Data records
┌──

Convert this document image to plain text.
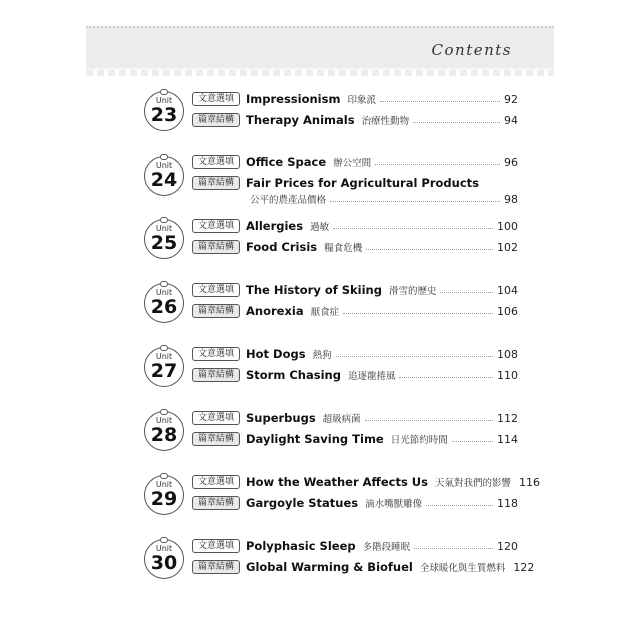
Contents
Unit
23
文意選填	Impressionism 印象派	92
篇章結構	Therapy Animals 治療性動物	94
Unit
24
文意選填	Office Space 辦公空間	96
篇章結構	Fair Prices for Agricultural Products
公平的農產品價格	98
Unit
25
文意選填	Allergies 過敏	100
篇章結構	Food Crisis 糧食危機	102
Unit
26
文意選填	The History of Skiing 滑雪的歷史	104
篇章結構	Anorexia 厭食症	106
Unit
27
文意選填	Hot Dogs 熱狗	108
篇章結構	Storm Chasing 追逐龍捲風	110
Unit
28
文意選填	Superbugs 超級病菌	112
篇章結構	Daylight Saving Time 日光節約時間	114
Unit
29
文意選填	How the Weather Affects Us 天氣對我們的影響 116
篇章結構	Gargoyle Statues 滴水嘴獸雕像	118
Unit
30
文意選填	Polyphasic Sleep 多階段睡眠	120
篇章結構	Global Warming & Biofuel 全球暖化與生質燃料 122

└──

Requirement – Reproduce the material in its entirety and word for word, without the pictures.

Solution –
Convert this document image to plain text.
Contents
Unit
23
文意選填	Impressionism 印象派	92
篇章結構	Therapy Animals 治療性動物	94
Unit
24
文意選填	Office Space 辦公空間	96
篇章結構	Fair Prices for Agricultural Products
公平的農產品價格	98
Unit
25
文意選填	Allergies 過敏	100
篇章結構	Food Crisis 糧食危機	102
Unit
26
文意選填	The History of Skiing 滑雪的歷史	104
篇章結構	Anorexia 厭食症	106
Unit
27
文意選填	Hot Dogs 熱狗	108
篇章結構	Storm Chasing 追逐龍捲風	110
Unit
28
文意選填	Superbugs 超級病菌	112
篇章結構	Daylight Saving Time 日光節約時間	114
Unit
29
文意選填	How the Weather Affects Us 天氣對我們的影響 116
篇章結構	Gargoyle Statues 滴水嘴獸雕像	118
Unit
30
文意選填	Polyphasic Sleep 多階段睡眠	120
篇章結構	Global Warming & Biofuel 全球暖化與生質燃料 122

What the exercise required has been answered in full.